* ROWS:
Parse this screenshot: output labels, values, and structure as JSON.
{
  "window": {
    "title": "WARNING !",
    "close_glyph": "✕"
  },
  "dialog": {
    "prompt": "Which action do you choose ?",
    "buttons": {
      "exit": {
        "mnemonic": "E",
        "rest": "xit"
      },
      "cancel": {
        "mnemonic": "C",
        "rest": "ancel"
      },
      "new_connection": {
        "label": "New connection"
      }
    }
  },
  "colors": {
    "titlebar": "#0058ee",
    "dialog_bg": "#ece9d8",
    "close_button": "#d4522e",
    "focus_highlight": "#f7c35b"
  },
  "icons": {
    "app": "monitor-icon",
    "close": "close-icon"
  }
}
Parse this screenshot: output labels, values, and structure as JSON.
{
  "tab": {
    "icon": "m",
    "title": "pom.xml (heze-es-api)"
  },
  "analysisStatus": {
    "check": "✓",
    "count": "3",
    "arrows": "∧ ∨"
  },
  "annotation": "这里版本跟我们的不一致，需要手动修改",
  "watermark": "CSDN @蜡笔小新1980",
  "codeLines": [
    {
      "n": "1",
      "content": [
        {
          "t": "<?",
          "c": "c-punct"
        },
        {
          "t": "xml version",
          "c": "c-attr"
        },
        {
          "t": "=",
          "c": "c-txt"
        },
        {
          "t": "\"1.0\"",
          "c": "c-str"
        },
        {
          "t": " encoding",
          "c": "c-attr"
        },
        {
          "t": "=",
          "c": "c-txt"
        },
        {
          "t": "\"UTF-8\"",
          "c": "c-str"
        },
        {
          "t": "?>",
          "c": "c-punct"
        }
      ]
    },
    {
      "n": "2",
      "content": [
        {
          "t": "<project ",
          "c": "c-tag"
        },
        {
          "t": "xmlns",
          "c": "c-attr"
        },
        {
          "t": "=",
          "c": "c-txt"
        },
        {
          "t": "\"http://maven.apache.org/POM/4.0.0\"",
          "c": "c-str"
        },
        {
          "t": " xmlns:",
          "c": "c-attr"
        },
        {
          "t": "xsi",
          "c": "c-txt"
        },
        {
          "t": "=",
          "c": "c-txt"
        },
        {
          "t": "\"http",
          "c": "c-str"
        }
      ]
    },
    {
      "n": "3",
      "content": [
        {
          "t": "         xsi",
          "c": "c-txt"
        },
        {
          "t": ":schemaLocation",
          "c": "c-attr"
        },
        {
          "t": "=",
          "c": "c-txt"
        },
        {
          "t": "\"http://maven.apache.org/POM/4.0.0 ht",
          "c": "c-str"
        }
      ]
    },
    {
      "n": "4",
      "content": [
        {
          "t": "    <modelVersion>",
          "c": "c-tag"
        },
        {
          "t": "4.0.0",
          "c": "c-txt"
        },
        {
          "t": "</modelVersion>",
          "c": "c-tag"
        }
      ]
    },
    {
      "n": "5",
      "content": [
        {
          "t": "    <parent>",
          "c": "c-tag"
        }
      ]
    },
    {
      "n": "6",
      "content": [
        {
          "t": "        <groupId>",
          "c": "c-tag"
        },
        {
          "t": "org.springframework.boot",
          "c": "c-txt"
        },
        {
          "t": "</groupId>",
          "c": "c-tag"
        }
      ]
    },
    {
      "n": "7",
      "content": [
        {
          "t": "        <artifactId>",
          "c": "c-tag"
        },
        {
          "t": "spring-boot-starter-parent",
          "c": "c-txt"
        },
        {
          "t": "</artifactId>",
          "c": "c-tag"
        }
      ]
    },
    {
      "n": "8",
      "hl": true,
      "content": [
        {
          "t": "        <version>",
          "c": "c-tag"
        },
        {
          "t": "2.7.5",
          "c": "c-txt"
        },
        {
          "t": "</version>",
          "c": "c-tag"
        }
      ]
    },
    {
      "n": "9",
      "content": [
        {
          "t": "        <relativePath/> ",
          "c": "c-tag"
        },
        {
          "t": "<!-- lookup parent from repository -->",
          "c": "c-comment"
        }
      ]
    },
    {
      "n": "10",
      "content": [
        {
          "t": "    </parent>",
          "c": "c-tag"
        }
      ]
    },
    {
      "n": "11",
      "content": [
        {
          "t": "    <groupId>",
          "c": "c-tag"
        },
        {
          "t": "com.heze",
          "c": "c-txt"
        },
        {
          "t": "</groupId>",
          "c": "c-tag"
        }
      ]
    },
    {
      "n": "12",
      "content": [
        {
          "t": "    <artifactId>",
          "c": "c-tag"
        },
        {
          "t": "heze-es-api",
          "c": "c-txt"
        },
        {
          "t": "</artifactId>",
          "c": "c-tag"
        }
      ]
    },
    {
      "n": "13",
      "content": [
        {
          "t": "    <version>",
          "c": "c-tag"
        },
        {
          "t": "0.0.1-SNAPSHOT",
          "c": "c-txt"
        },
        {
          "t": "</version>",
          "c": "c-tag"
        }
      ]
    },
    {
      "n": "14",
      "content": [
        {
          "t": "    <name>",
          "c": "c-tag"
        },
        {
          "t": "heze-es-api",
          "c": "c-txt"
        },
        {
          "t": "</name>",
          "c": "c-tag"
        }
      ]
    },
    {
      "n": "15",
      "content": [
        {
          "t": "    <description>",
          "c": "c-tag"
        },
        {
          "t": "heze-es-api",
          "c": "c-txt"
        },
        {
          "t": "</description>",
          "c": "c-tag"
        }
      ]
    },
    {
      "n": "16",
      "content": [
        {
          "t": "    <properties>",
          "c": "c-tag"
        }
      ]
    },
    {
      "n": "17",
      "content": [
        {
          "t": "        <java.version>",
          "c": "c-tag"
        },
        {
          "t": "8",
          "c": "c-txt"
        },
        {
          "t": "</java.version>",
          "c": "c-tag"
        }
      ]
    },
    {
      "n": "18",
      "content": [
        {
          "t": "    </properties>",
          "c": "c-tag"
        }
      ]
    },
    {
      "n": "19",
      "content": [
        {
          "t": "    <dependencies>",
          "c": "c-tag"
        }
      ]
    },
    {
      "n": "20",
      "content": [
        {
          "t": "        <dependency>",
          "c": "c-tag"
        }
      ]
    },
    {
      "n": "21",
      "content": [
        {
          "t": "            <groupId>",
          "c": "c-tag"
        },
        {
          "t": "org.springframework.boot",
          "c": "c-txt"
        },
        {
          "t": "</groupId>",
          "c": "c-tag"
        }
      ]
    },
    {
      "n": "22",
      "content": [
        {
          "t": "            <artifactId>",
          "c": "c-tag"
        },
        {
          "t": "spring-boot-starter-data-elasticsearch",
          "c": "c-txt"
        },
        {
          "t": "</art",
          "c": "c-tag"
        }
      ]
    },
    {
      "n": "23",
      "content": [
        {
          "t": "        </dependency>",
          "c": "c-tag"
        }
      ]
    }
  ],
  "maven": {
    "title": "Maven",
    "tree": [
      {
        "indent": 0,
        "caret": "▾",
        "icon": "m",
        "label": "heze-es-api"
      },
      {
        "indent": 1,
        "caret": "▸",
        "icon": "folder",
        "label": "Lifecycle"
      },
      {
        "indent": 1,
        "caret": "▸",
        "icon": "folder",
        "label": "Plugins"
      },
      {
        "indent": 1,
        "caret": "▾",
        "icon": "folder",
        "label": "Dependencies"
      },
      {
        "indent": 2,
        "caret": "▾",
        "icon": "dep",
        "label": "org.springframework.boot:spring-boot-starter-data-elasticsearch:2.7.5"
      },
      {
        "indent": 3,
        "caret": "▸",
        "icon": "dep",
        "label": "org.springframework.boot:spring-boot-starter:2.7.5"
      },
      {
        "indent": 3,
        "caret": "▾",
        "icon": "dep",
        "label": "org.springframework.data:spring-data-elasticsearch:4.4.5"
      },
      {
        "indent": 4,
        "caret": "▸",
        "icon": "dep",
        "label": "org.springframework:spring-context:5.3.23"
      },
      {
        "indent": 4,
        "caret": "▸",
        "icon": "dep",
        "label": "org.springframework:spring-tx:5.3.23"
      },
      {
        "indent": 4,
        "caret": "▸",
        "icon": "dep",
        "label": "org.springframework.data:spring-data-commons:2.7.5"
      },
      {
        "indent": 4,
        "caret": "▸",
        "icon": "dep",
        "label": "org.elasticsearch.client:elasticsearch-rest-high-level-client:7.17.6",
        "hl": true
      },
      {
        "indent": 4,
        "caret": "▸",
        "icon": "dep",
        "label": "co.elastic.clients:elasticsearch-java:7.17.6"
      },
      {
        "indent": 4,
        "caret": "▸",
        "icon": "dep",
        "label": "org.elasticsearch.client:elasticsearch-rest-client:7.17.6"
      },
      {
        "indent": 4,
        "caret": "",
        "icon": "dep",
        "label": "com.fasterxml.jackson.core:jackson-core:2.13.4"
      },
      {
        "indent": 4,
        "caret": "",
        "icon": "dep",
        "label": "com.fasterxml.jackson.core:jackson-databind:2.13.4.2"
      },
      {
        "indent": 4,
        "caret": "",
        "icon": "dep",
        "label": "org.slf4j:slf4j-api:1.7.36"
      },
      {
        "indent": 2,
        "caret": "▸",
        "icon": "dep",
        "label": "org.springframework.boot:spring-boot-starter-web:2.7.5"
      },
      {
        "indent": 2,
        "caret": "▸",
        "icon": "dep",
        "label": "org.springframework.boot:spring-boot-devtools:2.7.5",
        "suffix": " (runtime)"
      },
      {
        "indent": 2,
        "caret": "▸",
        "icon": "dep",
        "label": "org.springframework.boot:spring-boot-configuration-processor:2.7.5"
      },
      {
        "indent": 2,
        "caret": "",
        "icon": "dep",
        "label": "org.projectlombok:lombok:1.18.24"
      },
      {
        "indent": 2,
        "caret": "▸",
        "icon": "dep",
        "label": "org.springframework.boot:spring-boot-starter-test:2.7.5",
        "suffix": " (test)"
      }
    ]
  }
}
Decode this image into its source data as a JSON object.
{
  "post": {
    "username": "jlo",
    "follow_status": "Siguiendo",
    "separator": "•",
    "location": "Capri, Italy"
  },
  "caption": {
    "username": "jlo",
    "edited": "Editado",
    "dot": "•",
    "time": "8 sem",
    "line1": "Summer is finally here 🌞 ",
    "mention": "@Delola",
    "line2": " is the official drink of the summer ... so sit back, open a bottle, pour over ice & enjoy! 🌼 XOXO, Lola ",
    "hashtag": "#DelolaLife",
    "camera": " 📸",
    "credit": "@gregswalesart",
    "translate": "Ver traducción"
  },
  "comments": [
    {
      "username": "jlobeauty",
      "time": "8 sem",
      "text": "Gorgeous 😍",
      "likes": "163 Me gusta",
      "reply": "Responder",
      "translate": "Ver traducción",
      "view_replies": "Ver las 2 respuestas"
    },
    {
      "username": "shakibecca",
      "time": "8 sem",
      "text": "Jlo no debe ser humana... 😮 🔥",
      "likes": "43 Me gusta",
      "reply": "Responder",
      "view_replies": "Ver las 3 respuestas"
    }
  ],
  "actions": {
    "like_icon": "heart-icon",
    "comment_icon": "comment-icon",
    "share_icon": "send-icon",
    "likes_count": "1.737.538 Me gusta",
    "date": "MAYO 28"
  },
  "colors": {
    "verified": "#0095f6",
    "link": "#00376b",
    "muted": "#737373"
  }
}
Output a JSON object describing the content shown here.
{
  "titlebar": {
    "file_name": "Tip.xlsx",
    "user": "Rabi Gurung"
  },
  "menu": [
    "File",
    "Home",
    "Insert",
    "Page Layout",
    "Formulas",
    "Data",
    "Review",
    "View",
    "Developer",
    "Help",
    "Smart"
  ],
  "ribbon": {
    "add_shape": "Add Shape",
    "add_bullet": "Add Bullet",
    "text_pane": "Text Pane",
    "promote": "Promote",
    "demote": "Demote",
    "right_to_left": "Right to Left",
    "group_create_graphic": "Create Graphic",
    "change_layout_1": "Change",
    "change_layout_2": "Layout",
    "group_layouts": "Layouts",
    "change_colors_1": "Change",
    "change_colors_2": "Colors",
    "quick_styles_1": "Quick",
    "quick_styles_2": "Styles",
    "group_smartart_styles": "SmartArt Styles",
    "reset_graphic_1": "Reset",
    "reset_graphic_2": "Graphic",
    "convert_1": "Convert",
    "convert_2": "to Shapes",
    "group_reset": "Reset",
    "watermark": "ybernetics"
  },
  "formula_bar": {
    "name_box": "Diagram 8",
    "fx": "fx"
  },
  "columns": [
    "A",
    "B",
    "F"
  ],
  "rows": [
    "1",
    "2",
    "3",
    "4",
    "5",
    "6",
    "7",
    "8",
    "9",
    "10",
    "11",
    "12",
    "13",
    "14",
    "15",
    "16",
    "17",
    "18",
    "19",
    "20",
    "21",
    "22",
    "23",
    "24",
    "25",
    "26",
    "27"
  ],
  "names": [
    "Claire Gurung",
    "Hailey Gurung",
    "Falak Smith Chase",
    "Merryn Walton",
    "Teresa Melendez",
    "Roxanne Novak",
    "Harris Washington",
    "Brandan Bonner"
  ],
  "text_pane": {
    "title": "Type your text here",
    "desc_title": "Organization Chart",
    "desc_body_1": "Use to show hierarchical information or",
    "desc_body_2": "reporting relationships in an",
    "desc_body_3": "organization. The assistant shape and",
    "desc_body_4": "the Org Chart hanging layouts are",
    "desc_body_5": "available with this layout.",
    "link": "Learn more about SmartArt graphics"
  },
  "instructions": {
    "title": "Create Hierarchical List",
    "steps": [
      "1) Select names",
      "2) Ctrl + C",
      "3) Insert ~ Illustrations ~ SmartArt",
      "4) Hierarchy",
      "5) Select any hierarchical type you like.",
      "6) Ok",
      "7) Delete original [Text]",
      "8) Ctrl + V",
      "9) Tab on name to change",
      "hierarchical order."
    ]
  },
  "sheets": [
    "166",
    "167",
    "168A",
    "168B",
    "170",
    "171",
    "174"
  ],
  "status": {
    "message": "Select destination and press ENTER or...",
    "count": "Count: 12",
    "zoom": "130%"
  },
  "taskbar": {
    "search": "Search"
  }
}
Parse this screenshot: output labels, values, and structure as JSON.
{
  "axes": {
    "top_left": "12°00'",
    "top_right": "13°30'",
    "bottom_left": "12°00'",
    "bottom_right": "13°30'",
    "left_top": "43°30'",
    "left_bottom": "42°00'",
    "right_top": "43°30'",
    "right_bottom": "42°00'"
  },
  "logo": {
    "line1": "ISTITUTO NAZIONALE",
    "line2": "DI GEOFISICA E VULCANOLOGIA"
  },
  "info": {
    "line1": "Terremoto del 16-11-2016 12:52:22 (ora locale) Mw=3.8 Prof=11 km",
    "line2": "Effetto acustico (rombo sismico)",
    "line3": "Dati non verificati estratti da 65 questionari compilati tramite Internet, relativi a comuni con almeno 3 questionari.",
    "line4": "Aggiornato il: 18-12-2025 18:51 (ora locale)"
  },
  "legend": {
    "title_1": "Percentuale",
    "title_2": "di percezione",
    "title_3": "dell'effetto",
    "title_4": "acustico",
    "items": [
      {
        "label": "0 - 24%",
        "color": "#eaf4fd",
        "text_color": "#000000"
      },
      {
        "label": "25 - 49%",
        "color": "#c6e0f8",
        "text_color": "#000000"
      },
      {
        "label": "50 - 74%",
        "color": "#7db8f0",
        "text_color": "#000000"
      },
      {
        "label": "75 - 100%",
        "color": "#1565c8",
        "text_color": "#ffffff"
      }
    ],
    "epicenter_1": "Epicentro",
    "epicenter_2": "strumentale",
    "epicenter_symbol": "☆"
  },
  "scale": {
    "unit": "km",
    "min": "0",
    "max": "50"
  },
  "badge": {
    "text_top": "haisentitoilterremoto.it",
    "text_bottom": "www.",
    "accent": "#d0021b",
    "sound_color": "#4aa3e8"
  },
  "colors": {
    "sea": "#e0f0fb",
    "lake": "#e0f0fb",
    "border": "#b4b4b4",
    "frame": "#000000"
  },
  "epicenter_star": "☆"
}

* DESCRIPTION OF THE TASK:
Identify the lines above that contain the word "respuestas", then copy them.

* ANSWER TO THIS PROBLEM:
      "view_replies": "Ver las 2 respuestas"
      "view_replies": "Ver las 3 respuestas"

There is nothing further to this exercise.